§ Stored data
[Begin]

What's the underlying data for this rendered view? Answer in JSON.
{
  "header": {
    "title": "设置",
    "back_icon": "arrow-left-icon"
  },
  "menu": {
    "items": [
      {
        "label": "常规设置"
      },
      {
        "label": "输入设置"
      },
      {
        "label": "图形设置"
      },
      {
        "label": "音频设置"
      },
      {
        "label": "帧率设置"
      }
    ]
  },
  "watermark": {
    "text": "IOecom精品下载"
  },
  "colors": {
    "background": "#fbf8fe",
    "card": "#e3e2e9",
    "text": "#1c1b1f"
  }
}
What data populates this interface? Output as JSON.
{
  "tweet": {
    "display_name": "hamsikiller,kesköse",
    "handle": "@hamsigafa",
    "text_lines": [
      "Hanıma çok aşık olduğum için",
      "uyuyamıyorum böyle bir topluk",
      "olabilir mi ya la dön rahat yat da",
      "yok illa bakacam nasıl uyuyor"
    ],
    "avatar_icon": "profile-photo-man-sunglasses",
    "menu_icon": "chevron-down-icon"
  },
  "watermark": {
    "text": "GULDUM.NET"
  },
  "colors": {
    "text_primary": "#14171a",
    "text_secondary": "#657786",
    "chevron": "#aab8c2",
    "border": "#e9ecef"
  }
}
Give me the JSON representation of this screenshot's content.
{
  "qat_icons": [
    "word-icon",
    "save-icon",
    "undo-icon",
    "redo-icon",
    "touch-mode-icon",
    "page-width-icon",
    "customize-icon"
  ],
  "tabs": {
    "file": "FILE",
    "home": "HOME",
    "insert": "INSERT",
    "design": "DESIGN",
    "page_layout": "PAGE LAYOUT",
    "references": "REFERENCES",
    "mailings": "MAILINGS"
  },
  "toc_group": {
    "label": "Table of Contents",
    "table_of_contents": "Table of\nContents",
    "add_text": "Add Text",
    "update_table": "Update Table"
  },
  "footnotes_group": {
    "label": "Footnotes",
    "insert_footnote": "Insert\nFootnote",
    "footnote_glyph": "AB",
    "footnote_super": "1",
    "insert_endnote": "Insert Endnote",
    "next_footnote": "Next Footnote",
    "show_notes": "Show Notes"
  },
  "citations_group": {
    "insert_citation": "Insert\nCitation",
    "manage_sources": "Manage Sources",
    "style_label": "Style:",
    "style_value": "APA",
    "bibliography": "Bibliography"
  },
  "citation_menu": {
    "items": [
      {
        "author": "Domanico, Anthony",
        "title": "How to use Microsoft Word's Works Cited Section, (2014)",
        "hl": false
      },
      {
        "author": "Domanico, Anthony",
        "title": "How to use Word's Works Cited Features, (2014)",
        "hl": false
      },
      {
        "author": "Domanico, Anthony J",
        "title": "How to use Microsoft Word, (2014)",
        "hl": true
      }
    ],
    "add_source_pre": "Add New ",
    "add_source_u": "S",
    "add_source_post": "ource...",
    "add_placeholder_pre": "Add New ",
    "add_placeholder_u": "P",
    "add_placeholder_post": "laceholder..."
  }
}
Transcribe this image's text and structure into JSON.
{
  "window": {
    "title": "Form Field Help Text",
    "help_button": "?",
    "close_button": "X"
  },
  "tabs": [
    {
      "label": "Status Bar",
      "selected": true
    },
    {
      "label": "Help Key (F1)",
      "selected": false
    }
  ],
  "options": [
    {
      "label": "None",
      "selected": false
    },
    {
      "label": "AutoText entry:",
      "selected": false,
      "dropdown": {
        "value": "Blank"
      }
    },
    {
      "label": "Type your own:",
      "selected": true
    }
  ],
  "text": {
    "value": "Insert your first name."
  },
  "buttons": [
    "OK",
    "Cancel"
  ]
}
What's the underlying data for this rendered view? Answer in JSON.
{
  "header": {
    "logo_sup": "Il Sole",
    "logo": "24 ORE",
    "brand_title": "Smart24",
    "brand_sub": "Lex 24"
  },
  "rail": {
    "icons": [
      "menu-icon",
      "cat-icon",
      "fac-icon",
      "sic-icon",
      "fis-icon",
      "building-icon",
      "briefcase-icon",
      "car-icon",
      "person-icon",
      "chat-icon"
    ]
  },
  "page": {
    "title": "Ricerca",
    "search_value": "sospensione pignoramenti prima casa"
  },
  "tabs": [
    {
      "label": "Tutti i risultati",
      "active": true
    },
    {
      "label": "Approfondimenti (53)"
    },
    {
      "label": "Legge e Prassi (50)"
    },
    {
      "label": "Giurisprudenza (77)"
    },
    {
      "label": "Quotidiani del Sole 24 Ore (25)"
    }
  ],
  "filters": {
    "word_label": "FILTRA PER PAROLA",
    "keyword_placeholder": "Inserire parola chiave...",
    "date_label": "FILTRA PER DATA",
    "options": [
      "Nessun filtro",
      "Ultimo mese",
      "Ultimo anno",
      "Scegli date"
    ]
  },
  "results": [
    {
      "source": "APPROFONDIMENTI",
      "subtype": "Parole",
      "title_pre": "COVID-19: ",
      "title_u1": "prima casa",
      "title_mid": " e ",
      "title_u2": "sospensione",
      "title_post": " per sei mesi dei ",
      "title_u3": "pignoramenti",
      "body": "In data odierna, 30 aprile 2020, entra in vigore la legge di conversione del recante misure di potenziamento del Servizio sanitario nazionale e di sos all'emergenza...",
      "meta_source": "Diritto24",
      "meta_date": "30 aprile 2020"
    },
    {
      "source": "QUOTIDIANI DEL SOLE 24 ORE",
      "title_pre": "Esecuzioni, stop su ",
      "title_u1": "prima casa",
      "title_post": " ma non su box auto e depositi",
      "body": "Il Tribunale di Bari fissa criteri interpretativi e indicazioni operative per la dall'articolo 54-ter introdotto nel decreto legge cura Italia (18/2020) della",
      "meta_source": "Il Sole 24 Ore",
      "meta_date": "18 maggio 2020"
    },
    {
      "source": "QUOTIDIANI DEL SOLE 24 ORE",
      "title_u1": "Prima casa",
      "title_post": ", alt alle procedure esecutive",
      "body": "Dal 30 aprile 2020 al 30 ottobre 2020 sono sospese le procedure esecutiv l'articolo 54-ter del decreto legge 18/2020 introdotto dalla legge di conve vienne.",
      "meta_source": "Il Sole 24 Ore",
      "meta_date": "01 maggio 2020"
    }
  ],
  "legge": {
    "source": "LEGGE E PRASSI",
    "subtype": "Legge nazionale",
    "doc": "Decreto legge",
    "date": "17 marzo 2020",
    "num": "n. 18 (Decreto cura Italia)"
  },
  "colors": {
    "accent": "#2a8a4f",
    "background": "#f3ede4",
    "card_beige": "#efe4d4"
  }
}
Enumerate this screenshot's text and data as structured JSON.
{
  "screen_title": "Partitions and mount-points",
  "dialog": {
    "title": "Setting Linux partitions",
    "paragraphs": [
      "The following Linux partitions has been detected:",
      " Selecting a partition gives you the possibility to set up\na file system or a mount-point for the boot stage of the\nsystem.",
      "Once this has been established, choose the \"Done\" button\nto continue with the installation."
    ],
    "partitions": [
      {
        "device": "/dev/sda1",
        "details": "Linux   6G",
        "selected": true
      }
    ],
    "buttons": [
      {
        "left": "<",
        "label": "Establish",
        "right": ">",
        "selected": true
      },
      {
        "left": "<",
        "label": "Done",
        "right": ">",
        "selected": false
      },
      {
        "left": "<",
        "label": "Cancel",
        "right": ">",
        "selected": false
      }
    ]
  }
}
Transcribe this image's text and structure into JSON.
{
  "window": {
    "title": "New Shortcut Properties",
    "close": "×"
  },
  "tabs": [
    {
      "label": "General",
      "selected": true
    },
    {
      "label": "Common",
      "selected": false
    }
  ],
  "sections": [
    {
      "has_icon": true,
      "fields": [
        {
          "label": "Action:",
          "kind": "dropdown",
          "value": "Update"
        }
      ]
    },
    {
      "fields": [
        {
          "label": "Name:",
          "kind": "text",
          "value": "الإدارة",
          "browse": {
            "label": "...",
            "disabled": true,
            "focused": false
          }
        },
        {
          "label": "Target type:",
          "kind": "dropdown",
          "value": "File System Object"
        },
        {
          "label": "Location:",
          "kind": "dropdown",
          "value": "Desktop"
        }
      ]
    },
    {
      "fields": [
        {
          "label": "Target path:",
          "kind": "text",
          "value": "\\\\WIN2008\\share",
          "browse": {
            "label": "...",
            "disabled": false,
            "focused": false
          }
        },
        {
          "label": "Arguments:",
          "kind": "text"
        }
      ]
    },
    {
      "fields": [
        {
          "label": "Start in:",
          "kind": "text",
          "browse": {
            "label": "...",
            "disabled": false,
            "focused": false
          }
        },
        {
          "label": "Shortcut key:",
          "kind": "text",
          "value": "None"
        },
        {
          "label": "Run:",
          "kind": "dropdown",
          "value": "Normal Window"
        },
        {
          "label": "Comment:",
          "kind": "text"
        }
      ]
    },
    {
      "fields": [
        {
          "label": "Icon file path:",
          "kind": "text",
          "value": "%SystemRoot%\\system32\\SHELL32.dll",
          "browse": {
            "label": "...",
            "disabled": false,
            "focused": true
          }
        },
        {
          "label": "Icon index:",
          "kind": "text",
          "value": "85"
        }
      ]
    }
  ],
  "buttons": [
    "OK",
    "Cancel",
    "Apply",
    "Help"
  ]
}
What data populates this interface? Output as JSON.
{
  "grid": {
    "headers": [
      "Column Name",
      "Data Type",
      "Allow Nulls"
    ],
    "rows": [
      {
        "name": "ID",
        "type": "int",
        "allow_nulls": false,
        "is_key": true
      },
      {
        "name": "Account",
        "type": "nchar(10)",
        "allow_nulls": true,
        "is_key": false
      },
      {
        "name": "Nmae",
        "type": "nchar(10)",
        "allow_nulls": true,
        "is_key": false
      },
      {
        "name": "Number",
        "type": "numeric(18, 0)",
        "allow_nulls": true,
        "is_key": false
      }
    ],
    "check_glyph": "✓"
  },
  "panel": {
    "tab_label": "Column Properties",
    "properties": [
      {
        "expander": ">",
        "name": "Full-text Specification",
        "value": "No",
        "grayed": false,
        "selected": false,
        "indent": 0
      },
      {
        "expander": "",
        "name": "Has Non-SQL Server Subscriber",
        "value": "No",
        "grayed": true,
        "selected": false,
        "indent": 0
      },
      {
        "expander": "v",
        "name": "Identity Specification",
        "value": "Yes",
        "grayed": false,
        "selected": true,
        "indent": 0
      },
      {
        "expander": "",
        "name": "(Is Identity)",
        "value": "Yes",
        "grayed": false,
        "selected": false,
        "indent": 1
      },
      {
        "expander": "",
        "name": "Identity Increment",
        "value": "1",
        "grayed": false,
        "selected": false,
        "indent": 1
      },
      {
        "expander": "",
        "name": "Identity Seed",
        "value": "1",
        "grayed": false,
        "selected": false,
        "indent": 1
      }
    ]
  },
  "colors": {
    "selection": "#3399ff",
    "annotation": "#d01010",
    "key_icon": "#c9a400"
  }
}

[End]

Filter the listing above by the word "screenshot"; copy each line that passes.

§ In response
Give me the JSON representation of this screenshot's content.
Enumerate this screenshot's text and data as structured JSON.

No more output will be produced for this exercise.